Work to be completed: Answer with one number only: the number of lines that contain "складахъ".

(Dataset items)
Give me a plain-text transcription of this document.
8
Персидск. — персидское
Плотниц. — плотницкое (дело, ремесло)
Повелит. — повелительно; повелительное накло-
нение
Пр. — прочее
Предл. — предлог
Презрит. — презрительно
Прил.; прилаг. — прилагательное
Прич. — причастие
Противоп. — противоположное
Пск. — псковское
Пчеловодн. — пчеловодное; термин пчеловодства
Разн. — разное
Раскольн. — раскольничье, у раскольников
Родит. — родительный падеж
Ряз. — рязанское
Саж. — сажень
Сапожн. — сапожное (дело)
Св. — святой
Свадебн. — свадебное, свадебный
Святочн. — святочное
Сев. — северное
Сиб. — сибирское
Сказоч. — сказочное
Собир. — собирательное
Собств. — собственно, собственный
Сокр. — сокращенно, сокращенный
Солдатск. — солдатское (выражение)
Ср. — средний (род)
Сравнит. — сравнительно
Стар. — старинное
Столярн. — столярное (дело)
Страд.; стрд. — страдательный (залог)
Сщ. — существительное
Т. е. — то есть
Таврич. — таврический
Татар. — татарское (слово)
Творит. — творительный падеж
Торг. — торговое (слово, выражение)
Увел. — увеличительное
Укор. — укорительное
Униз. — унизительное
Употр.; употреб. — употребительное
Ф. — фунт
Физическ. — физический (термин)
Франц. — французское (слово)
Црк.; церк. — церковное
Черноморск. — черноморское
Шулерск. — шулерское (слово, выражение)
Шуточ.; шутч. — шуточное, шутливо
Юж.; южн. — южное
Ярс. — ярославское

* * *

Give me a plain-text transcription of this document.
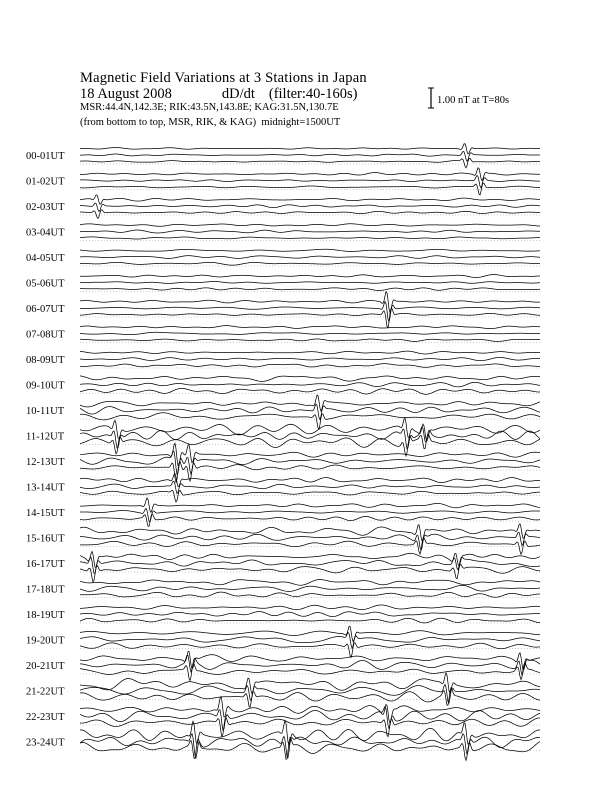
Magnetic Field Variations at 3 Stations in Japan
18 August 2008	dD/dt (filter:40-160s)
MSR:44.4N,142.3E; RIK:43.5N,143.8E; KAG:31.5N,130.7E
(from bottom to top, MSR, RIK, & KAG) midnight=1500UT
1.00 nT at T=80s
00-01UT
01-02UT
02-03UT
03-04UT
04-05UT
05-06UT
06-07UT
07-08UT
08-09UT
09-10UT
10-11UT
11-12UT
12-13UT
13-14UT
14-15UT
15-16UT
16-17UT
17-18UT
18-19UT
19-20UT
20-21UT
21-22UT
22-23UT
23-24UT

---

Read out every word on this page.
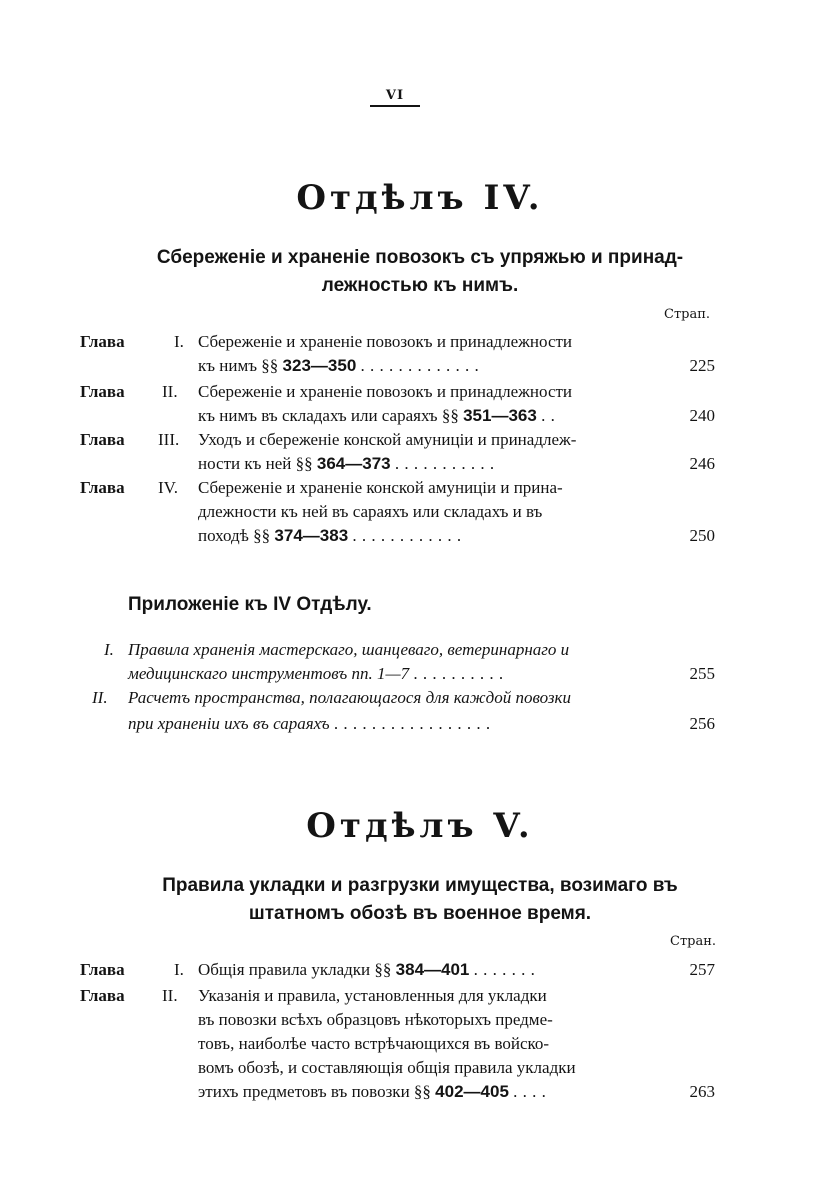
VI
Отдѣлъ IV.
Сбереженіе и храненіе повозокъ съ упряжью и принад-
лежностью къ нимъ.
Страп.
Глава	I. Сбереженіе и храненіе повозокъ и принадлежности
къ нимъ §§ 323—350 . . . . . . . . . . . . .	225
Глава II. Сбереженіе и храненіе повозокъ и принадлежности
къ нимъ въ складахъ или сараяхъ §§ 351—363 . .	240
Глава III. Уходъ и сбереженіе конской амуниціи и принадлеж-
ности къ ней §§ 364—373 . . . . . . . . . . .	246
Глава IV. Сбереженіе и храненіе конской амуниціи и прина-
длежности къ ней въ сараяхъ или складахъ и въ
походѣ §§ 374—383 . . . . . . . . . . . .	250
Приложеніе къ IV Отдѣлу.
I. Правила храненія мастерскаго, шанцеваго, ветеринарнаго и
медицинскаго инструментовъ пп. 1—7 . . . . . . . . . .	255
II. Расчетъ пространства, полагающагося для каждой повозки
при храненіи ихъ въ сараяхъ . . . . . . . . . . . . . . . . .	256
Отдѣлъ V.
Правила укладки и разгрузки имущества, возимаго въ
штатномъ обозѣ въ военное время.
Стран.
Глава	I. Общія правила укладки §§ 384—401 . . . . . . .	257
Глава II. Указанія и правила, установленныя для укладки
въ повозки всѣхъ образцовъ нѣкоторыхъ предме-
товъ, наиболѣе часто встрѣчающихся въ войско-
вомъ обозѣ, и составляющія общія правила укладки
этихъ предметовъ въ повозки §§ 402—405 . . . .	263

Task result: 2